EXERCISE OBJECTIVE: Show all lines from the listing below that contain "icons".

RECORDED DATA:
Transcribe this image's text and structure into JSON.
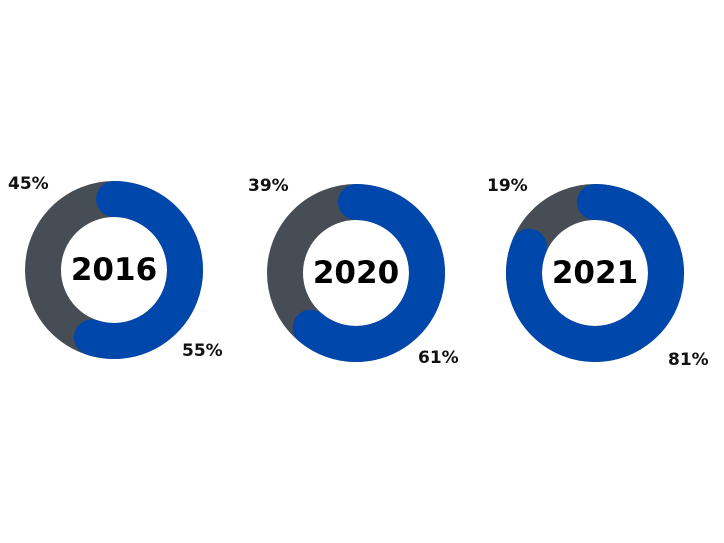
{
  "colors": {
    "primary": "#0047AB",
    "secondary": "#474D55"
  },
  "chart_data": [
    {
      "type": "pie",
      "center_label": "2016",
      "slices": [
        {
          "value": 55,
          "label": "55%",
          "color": "#0047AB"
        },
        {
          "value": 45,
          "label": "45%",
          "color": "#474D55"
        }
      ]
    },
    {
      "type": "pie",
      "center_label": "2020",
      "slices": [
        {
          "value": 61,
          "label": "61%",
          "color": "#0047AB"
        },
        {
          "value": 39,
          "label": "39%",
          "color": "#474D55"
        }
      ]
    },
    {
      "type": "pie",
      "center_label": "2021",
      "slices": [
        {
          "value": 81,
          "label": "81%",
          "color": "#0047AB"
        },
        {
          "value": 19,
          "label": "19%",
          "color": "#474D55"
        }
      ]
    }
  ]
}
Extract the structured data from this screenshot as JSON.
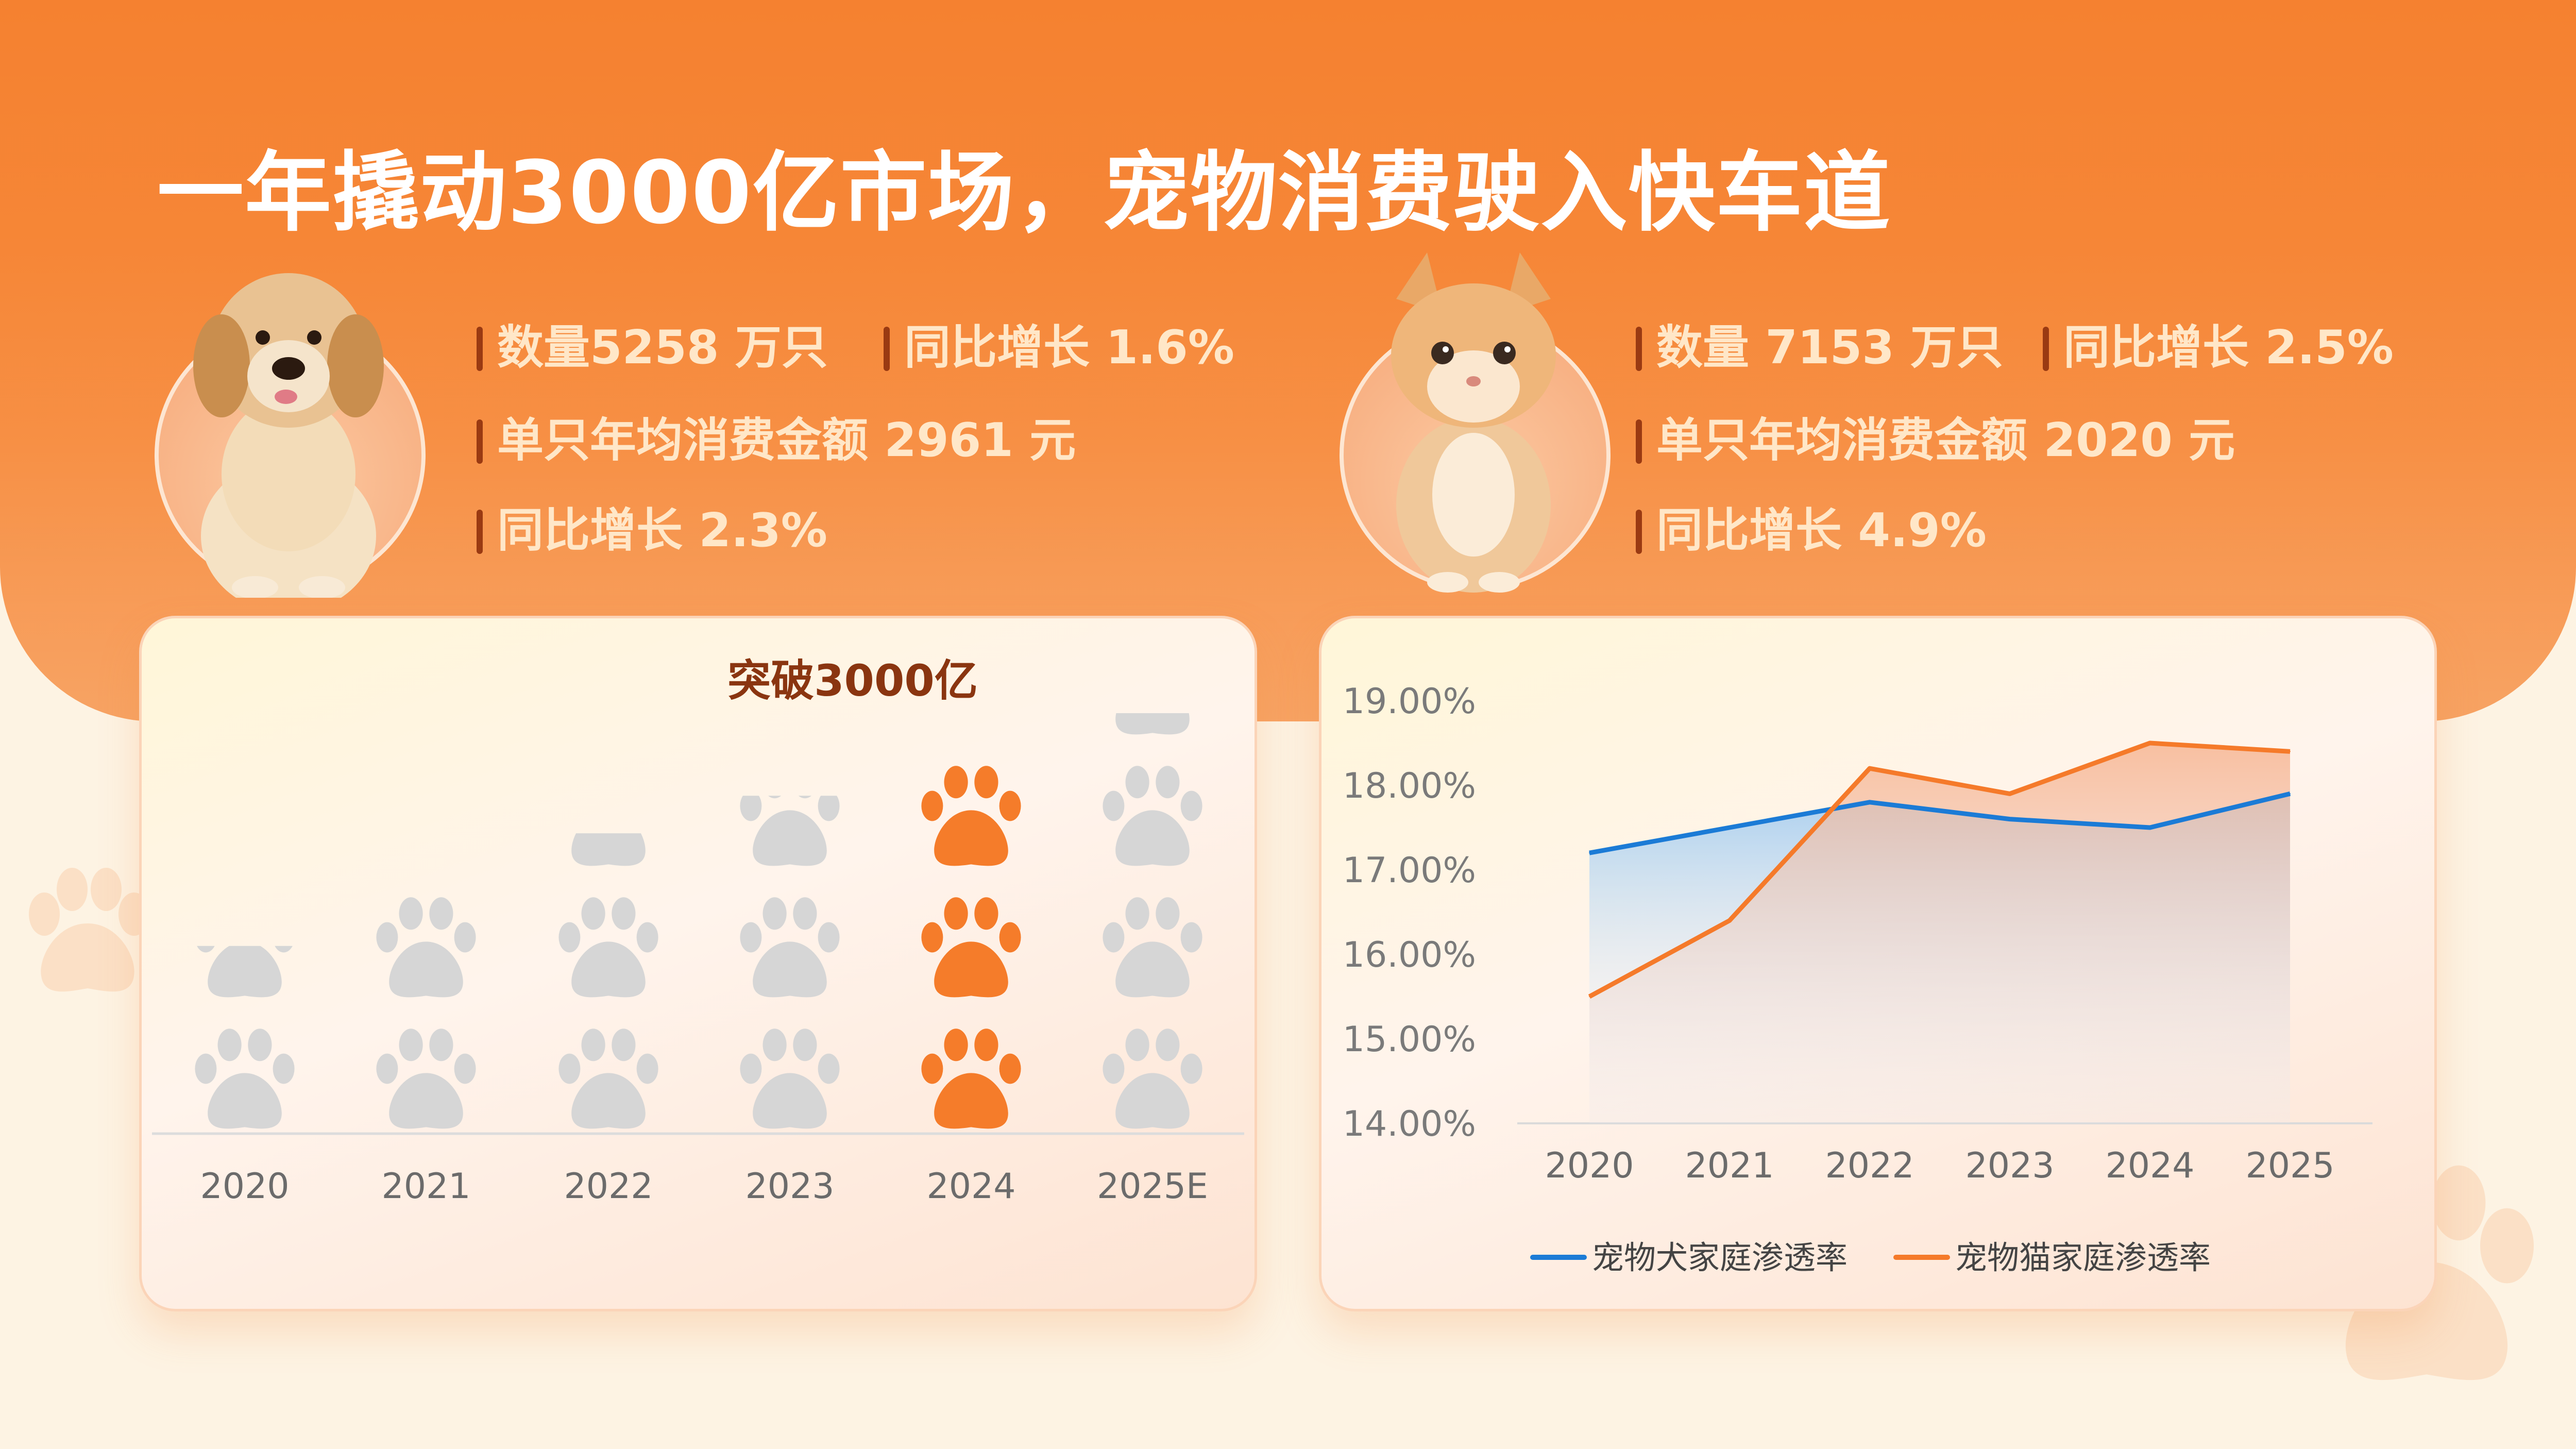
{
  "title": "一年撬动3000亿市场，宠物消费驶入快车道",
  "dog_stats": {
    "count": "数量5258 万只",
    "count_growth": "同比增长 1.6%",
    "spend": "单只年均消费金额 2961 元",
    "spend_growth": "同比增长 2.3%"
  },
  "cat_stats": {
    "count": "数量 7153 万只",
    "count_growth": "同比增长 2.5%",
    "spend": "单只年均消费金额 2020 元",
    "spend_growth": "同比增长 4.9%"
  },
  "icons": [
    "dog-photo",
    "cat-photo",
    "paw-icon"
  ],
  "colors": {
    "accent": "#f57c2a",
    "paw_gray": "#d6d6d6",
    "dog_series": "#1b7bd6",
    "cat_series": "#f57a2a",
    "annotation": "#8a3510"
  },
  "chart_data": [
    {
      "type": "bar",
      "title": "",
      "annotation": "突破3000亿",
      "categories": [
        "2020",
        "2021",
        "2022",
        "2023",
        "2024",
        "2025E"
      ],
      "values": [
        2.5,
        3.2,
        4.0,
        4.5,
        5.0,
        5.6
      ],
      "value_note": "heights shown as stacked paw icons (number of paws)",
      "highlight": "2024",
      "xlabel": "",
      "ylabel": ""
    },
    {
      "type": "area",
      "title": "",
      "categories": [
        "2020",
        "2021",
        "2022",
        "2023",
        "2024",
        "2025"
      ],
      "series": [
        {
          "name": "宠物犬家庭渗透率",
          "values": [
            17.2,
            17.5,
            17.8,
            17.6,
            17.5,
            17.9
          ]
        },
        {
          "name": "宠物猫家庭渗透率",
          "values": [
            15.5,
            16.4,
            18.2,
            17.9,
            18.5,
            18.4
          ]
        }
      ],
      "ylim": [
        14,
        19
      ],
      "yticks": [
        "14.00%",
        "15.00%",
        "16.00%",
        "17.00%",
        "18.00%",
        "19.00%"
      ],
      "legend": "bottom",
      "xlabel": "",
      "ylabel": ""
    }
  ]
}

COMPLETED TASK:
  "icons": [
      "value_note": "heights shown as stacked paw icons (number of paws)",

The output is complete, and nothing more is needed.